Instructions for the task: Look through the lines below and extract each one that contains "avant".

Record extracts:

-=-=-=-=-

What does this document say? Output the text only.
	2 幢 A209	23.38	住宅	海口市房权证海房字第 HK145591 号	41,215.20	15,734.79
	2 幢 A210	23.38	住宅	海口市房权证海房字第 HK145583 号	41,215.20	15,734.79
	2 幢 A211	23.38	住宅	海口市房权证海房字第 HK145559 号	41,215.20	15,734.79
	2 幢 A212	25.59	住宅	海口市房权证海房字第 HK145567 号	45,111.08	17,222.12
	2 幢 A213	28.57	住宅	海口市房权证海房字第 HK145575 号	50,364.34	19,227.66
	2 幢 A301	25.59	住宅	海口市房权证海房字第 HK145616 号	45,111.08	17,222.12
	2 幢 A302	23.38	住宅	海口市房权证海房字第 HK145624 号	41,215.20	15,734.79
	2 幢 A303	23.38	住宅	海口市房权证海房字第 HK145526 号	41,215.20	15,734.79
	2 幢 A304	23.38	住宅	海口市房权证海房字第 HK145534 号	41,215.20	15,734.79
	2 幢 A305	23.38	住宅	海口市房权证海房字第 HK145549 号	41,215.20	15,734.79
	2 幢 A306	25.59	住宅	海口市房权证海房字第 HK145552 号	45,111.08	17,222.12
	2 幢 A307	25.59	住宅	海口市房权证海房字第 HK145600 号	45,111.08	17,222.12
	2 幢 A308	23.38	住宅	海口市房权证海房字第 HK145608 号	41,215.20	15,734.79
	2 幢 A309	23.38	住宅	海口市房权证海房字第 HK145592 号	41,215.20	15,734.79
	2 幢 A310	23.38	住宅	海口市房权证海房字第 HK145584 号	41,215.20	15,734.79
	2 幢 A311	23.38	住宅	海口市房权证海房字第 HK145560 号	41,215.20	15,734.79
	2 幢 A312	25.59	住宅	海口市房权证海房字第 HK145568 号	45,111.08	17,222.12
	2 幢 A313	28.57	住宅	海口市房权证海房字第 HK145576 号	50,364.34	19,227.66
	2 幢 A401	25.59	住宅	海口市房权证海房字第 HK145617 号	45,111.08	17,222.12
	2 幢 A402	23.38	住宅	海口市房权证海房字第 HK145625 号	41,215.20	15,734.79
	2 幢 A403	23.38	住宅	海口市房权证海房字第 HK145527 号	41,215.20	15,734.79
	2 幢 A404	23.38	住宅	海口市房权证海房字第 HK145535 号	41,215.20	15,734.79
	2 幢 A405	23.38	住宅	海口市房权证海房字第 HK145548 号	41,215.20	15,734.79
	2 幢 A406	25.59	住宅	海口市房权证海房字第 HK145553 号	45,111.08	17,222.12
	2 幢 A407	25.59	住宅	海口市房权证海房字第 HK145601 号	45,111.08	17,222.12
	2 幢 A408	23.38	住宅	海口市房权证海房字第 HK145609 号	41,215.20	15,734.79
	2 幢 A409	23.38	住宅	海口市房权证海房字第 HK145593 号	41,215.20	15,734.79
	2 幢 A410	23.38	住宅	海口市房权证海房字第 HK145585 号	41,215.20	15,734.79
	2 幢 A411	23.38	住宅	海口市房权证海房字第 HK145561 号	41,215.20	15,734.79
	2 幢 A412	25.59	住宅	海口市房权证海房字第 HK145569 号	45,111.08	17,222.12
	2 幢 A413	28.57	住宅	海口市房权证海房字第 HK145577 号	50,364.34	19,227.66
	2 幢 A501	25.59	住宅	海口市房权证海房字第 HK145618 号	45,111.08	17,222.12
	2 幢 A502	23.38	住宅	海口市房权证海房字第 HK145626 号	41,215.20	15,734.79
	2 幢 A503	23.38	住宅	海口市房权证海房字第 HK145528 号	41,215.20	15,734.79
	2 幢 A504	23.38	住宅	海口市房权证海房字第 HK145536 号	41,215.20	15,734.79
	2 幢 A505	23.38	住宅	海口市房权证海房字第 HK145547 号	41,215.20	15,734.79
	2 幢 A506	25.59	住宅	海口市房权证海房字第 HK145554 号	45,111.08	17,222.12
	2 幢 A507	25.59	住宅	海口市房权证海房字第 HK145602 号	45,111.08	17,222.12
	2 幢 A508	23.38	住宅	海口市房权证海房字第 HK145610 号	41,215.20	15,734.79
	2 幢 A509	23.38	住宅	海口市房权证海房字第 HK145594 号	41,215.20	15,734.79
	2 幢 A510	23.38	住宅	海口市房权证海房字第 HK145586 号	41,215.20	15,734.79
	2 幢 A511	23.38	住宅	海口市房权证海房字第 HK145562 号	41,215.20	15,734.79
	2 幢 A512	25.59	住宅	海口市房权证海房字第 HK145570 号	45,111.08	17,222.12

-=-=-=-=-

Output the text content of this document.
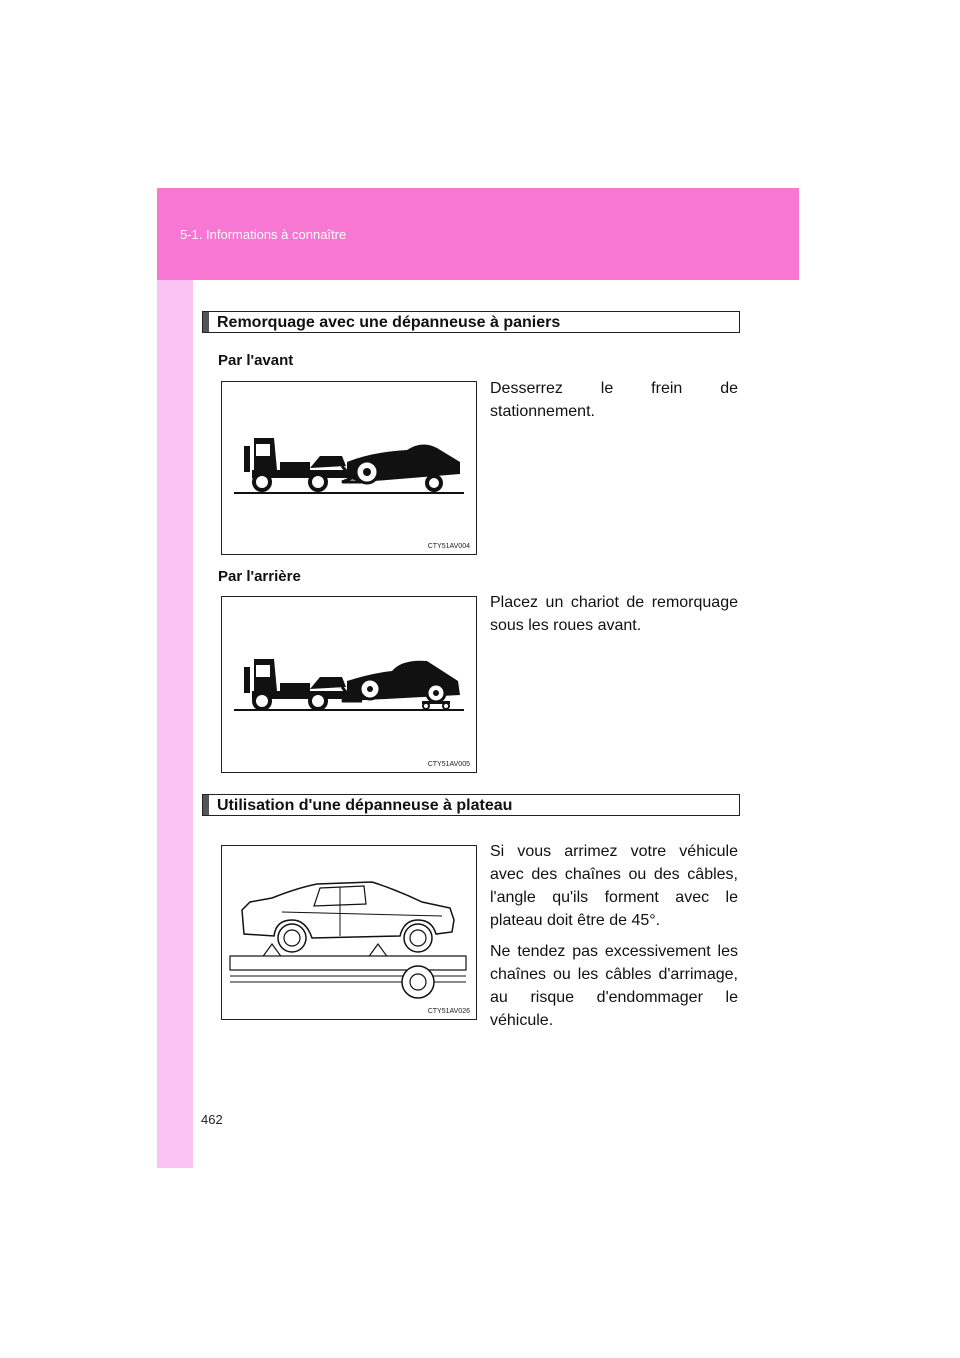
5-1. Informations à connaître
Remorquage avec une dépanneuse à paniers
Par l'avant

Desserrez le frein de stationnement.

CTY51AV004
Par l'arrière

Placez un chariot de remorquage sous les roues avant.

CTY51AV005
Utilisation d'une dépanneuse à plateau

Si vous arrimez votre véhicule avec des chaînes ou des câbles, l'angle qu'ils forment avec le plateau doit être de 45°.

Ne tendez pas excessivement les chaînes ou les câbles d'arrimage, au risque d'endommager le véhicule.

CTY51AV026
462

-=-=-=-=-

Output below:
Par l'avant
Placez un chariot de remorquage sous les roues avant.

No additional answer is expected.